▶ _What is being asked_
Filter the records for lines holding the string "важнейшим".

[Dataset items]
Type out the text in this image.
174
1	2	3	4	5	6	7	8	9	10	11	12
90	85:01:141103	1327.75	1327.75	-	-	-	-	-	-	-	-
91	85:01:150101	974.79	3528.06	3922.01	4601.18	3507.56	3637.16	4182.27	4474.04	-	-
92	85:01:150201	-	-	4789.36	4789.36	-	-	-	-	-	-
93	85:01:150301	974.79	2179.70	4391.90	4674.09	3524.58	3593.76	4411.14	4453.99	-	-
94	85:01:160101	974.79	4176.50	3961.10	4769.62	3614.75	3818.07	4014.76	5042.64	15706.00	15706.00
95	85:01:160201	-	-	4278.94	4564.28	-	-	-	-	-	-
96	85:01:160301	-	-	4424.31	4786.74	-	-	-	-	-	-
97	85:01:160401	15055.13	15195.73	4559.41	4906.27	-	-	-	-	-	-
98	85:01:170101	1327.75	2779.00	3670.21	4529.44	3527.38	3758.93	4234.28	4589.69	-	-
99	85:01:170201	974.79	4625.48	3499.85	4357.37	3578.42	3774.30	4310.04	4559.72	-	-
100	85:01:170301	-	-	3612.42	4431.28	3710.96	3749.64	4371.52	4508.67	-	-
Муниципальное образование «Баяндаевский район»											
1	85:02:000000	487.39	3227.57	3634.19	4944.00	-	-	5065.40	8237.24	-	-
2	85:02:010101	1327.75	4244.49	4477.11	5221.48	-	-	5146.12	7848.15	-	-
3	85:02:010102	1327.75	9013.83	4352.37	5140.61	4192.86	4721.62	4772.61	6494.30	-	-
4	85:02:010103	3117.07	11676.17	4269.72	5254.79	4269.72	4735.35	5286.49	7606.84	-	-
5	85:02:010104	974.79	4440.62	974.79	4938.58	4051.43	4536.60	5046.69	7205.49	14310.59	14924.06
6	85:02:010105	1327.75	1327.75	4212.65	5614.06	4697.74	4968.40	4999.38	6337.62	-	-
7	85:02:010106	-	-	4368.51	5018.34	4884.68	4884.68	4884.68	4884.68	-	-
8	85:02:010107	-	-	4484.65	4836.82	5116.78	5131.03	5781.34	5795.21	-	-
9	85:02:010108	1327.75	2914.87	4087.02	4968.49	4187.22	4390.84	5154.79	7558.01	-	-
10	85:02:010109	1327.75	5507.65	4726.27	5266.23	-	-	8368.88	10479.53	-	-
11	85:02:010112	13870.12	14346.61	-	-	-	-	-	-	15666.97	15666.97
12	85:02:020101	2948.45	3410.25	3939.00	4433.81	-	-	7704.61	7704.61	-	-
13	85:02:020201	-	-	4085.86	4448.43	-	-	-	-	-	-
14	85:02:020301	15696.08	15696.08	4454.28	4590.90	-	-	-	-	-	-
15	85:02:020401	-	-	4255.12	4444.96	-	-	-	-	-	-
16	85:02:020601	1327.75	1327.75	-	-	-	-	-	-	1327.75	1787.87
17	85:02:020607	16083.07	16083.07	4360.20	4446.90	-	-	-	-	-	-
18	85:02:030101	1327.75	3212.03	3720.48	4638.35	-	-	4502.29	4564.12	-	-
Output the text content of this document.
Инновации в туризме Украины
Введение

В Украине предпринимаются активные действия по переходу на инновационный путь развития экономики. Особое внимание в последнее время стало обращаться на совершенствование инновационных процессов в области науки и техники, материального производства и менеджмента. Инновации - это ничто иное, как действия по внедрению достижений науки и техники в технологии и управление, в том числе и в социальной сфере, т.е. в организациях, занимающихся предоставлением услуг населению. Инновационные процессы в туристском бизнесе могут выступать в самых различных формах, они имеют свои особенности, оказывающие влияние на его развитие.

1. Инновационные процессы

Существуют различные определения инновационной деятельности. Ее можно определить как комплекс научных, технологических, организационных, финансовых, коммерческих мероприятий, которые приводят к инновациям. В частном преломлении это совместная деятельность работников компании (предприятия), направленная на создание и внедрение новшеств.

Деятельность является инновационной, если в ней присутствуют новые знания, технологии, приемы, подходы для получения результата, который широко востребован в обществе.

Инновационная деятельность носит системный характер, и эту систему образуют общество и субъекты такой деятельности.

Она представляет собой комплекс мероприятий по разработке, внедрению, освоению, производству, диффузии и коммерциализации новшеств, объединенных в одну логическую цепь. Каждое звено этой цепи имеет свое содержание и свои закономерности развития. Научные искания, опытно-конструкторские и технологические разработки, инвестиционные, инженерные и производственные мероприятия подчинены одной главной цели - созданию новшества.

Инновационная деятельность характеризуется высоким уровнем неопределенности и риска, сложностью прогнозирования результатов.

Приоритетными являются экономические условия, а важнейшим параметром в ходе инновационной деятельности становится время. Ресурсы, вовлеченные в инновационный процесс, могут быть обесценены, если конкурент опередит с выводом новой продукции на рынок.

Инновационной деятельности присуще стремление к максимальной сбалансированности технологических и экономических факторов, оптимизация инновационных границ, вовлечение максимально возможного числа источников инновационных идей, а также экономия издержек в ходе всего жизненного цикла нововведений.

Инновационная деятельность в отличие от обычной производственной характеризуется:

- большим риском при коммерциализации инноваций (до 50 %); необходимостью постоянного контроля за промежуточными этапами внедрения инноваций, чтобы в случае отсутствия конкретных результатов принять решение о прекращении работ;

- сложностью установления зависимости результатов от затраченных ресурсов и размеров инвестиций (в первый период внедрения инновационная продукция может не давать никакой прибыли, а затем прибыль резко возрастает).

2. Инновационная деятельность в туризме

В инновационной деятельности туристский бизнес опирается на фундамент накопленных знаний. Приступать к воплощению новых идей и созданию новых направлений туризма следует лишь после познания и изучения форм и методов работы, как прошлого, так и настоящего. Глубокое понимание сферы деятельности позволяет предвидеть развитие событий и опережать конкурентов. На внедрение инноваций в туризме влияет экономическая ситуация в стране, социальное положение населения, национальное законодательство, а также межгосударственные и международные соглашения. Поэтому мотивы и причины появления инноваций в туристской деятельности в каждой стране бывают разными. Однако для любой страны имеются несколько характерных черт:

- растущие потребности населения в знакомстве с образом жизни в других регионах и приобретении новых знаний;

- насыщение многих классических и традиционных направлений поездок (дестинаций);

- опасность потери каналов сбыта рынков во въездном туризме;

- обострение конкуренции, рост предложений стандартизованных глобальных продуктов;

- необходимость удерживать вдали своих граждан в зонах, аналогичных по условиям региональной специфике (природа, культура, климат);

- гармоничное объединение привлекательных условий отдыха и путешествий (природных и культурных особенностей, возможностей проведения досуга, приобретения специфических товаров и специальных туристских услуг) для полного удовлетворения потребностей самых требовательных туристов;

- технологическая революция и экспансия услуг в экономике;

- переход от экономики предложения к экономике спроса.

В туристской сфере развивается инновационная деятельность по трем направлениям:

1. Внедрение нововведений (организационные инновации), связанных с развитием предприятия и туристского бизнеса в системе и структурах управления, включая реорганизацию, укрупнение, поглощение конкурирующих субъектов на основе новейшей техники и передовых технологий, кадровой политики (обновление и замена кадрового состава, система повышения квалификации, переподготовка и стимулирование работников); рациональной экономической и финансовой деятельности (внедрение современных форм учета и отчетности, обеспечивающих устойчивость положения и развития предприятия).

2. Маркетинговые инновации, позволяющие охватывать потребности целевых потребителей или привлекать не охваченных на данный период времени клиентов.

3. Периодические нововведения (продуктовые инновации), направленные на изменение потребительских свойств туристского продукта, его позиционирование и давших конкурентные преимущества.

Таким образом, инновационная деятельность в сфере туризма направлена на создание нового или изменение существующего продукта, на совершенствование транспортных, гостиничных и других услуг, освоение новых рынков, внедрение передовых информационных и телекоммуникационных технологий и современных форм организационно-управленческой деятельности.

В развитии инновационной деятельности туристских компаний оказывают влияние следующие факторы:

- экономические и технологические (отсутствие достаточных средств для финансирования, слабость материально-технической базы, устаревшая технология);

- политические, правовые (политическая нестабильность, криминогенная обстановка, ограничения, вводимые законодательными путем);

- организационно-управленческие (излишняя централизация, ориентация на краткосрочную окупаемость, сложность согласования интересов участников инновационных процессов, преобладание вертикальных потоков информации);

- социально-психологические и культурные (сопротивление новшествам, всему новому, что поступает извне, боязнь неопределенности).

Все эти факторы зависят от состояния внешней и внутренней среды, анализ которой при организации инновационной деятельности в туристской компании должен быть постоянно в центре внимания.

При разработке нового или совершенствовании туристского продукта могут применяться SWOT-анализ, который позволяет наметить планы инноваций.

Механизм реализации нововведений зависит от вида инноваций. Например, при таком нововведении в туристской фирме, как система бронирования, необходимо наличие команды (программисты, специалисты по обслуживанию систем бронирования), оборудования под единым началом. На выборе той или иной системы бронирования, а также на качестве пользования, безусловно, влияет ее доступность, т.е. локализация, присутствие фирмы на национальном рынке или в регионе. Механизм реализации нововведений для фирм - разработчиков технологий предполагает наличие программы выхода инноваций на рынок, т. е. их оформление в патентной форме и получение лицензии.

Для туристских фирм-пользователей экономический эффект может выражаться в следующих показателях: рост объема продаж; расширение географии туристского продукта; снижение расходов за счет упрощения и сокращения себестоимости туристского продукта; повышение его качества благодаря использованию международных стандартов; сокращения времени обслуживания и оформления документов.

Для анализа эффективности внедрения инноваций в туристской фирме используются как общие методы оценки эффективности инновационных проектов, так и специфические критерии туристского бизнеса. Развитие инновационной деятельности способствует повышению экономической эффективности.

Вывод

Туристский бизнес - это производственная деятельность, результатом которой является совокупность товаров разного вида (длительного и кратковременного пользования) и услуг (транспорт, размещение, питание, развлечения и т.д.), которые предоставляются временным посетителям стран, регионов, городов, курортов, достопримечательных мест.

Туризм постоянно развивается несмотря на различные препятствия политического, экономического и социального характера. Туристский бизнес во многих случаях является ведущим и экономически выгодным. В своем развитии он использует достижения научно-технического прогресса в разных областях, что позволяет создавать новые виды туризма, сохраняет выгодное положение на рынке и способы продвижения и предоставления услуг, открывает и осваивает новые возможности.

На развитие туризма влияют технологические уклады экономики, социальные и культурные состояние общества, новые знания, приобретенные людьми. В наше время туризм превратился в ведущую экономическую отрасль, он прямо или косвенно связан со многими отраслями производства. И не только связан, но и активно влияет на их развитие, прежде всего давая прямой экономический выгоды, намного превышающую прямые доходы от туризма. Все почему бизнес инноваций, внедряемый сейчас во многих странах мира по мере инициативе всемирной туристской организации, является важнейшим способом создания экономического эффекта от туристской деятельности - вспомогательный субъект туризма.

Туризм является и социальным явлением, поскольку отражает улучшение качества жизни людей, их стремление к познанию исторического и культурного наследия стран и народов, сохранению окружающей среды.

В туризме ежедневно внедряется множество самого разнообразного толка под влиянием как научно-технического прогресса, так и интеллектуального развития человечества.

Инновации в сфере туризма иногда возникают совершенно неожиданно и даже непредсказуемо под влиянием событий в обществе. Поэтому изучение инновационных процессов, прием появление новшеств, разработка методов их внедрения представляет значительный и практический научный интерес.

▶ _Exercise result_
Приоритетными являются экономические условия, а важнейшим параметром в ходе инновационной деятельности становится время. Ресурсы, вовлеченные в инновационный процесс, могут быть обесценены, если конкурент опередит с выводом новой продукции на рынок.
На развитие туризма влияют технологические уклады экономики, социальные и культурные состояние общества, новые знания, приобретенные людьми. В наше время туризм превратился в ведущую экономическую отрасль, он прямо или косвенно связан со многими отраслями производства. И не только связан, но и активно влияет на их развитие, прежде всего давая прямой экономический выгоды, намного превышающую прямые доходы от туризма. Все почему бизнес инноваций, внедряемый сейчас во многих странах мира по мере инициативе всемирной туристской организации, является важнейшим способом создания экономического эффекта от туристской деятельности - вспомогательный субъект туризма.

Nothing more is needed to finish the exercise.